List every line below containing "marker".

#####

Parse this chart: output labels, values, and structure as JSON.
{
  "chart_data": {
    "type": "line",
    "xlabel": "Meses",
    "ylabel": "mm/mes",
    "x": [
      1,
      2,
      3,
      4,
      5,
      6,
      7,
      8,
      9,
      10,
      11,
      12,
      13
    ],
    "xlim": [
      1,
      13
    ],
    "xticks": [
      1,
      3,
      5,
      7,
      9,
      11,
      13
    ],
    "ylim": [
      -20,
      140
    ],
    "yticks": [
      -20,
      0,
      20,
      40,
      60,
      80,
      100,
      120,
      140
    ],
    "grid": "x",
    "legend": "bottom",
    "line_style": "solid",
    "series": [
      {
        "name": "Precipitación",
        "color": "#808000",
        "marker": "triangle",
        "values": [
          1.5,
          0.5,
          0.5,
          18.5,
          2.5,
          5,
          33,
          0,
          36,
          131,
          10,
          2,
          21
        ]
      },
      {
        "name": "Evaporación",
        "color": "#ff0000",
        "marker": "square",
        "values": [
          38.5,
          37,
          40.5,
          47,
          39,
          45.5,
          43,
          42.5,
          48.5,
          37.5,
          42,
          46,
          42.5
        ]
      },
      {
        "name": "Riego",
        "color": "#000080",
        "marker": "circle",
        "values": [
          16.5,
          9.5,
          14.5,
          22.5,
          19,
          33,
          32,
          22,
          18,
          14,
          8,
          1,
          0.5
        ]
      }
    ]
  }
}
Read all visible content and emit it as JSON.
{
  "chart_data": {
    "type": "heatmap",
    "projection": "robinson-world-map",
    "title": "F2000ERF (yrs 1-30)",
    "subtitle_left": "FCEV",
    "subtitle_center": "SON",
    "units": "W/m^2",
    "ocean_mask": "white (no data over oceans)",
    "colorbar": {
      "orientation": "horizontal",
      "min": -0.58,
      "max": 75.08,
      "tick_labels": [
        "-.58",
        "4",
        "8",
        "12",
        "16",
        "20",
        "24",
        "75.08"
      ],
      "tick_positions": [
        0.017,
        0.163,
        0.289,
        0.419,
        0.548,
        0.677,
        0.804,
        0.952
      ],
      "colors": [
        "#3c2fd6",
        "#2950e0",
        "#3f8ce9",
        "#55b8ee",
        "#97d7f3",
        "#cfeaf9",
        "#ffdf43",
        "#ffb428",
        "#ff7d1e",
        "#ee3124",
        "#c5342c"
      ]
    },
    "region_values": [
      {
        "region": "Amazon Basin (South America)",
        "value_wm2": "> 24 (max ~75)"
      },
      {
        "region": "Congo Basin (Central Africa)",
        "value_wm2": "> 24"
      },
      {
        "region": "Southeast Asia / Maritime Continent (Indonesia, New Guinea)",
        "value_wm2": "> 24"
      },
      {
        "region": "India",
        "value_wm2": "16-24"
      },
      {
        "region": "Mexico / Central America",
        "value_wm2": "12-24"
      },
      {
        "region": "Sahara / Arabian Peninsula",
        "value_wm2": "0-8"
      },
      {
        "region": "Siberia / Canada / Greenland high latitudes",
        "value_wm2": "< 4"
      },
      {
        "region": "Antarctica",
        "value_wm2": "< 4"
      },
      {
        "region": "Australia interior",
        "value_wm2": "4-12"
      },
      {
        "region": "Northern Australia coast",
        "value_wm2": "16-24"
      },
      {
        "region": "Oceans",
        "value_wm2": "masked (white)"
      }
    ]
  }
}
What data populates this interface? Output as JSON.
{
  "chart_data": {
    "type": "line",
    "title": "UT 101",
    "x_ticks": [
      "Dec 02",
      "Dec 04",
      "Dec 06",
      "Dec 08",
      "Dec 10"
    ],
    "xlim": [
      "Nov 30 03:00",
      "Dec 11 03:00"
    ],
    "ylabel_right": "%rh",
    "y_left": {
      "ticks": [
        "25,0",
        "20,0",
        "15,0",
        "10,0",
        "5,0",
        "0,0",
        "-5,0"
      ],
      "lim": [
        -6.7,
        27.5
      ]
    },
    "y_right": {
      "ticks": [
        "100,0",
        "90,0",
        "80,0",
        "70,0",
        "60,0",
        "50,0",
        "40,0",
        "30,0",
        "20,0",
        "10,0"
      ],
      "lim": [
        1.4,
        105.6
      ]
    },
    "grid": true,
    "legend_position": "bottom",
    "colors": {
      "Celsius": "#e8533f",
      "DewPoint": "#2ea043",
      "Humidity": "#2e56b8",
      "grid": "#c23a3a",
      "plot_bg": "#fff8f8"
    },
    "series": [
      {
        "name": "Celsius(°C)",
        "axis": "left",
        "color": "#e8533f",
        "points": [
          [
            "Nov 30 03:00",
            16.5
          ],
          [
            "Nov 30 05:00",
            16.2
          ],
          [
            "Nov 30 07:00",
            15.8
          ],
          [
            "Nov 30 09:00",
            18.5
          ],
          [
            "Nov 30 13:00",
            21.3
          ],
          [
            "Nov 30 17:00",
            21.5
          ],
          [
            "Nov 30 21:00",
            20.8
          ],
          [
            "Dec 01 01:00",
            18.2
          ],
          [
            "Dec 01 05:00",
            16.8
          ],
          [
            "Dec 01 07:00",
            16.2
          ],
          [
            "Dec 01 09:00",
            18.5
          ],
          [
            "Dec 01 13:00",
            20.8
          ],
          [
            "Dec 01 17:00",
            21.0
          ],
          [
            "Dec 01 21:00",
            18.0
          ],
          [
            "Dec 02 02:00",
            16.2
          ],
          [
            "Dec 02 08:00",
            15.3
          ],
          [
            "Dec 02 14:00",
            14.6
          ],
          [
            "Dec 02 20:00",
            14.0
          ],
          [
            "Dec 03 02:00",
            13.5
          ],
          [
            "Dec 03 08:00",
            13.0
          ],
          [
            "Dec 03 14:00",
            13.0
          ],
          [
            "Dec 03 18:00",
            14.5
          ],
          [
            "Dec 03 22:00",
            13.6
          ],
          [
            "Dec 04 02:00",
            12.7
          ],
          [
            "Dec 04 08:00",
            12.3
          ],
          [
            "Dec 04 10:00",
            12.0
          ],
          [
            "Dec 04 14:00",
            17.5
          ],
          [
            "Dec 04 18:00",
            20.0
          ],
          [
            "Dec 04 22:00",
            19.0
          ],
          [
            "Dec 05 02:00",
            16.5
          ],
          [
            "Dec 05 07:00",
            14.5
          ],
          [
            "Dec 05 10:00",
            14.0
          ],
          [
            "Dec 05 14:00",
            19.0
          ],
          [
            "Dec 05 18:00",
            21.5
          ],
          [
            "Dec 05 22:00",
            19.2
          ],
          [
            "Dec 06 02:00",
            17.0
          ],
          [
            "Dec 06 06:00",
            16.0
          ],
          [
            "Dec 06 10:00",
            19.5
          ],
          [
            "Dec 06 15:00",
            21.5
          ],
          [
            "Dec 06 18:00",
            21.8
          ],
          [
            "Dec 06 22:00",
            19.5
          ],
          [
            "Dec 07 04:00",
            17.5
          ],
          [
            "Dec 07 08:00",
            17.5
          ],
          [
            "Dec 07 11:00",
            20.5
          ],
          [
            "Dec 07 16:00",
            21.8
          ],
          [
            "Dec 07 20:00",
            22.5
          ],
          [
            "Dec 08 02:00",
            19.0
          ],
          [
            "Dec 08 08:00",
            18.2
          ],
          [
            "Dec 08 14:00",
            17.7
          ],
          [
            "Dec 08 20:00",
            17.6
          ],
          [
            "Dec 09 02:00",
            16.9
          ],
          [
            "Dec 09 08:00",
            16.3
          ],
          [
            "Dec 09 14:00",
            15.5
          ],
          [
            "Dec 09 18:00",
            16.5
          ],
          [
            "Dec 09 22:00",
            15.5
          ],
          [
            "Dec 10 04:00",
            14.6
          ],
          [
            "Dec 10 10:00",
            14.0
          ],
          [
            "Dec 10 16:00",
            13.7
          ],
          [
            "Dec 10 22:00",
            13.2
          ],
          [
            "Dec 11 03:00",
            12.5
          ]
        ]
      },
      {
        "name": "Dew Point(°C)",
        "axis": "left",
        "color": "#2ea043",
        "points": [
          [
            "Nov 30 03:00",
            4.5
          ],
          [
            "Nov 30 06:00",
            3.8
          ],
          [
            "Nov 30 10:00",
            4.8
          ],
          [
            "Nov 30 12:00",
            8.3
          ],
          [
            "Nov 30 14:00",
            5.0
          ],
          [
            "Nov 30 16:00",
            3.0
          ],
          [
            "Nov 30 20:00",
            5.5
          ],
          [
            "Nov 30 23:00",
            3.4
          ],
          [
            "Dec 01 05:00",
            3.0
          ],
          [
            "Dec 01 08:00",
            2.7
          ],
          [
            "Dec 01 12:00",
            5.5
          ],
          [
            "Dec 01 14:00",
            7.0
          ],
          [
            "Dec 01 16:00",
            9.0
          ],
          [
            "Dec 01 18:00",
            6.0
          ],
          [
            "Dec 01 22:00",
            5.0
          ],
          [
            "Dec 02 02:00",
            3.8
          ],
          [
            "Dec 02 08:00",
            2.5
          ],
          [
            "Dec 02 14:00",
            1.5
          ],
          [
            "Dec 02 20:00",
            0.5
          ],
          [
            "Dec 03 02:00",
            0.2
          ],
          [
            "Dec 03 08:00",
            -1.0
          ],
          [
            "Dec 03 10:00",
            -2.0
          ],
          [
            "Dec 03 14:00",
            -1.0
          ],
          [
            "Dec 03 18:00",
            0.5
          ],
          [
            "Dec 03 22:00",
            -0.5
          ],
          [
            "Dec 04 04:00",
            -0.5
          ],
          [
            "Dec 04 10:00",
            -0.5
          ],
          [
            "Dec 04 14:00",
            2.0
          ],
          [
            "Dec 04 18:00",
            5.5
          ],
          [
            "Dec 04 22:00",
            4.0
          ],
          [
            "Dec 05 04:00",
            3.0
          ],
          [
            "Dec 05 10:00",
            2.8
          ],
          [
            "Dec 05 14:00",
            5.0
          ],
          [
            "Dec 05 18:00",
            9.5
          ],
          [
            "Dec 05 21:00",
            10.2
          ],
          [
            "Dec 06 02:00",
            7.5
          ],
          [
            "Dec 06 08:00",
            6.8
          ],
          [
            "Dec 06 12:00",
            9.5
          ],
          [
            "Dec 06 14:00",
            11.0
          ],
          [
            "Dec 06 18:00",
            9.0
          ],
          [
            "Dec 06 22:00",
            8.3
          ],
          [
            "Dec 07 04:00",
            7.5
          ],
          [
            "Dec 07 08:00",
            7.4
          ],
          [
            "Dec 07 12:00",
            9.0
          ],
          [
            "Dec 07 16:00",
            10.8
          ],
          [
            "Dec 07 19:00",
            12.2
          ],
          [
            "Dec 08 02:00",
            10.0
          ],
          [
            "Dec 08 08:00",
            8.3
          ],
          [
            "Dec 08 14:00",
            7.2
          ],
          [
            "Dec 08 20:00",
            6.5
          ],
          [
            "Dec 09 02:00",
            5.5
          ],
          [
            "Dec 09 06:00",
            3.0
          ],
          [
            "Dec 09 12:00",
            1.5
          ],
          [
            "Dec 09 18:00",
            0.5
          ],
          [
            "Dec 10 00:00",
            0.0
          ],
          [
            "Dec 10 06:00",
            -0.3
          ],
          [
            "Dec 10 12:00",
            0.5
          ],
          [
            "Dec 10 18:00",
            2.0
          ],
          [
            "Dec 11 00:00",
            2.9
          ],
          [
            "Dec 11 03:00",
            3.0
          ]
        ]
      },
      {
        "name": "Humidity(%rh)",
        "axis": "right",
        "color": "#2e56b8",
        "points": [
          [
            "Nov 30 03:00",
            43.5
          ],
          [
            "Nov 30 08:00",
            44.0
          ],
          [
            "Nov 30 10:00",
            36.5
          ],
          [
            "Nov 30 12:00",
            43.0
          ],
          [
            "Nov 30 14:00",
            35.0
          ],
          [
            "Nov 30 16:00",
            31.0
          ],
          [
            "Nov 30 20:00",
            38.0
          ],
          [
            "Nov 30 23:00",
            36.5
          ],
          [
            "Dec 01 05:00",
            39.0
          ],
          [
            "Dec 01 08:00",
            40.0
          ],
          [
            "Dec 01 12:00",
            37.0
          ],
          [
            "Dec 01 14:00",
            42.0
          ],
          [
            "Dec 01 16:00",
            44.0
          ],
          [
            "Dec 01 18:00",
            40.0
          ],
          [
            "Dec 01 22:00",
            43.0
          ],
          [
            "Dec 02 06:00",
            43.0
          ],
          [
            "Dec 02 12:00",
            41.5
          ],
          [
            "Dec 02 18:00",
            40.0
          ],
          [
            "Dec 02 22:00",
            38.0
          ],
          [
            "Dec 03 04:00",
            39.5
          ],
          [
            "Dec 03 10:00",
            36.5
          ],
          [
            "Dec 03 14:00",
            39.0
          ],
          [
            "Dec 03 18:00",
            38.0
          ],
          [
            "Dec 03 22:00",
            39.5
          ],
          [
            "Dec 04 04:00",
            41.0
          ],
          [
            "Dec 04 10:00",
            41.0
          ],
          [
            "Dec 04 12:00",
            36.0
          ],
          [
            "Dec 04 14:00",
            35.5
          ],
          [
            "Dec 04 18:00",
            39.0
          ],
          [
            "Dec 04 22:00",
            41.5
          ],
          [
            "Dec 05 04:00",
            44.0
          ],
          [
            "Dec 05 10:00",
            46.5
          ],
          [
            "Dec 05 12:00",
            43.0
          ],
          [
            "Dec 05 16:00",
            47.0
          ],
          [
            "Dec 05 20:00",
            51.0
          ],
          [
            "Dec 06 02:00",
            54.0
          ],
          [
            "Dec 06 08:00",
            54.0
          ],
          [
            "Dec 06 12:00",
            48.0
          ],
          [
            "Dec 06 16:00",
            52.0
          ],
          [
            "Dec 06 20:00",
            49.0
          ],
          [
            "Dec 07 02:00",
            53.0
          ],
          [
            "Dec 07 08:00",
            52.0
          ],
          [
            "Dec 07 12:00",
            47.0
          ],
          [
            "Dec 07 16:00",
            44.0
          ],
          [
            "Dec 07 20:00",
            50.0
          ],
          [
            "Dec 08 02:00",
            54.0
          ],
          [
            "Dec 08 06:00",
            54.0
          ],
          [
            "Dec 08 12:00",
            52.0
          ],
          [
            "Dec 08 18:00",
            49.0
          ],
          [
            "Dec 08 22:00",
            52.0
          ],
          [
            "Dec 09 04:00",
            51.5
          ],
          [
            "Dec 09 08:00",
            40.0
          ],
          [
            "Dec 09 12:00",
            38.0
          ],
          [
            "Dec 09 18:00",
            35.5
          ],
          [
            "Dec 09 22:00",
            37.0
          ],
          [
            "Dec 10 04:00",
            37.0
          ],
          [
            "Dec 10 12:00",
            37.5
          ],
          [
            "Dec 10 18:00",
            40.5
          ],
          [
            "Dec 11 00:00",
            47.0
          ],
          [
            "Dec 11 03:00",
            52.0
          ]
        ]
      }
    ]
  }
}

#####

**RESULT FOR THIS TASK**:
        "marker": "triangle",
        "marker": "square",
        "marker": "circle",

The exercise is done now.